— START OF Information provided —

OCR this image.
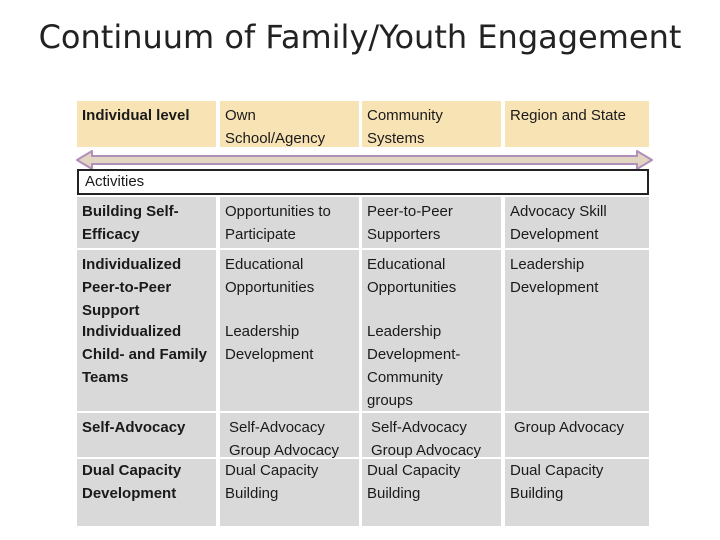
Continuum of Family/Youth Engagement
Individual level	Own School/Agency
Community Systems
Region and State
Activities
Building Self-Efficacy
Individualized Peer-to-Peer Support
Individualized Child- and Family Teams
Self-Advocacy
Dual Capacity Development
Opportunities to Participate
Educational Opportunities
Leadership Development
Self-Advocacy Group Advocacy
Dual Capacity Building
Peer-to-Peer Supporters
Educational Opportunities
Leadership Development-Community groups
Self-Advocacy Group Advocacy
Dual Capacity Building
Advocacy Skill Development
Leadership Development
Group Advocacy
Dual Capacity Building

— END OF Information provided —

Do this: Can you repeat every record above exactly, apart from the pictures?

Final result:
OCR this image.
Continuum of Family/Youth Engagement
Individual level	Own School/Agency
Community Systems
Region and State
Activities
Building Self-Efficacy
Individualized Peer-to-Peer Support
Individualized Child- and Family Teams
Self-Advocacy
Dual Capacity Development
Opportunities to Participate
Educational Opportunities
Leadership Development
Self-Advocacy Group Advocacy
Dual Capacity Building
Peer-to-Peer Supporters
Educational Opportunities
Leadership Development-Community groups
Self-Advocacy Group Advocacy
Dual Capacity Building
Advocacy Skill Development
Leadership Development
Group Advocacy
Dual Capacity Building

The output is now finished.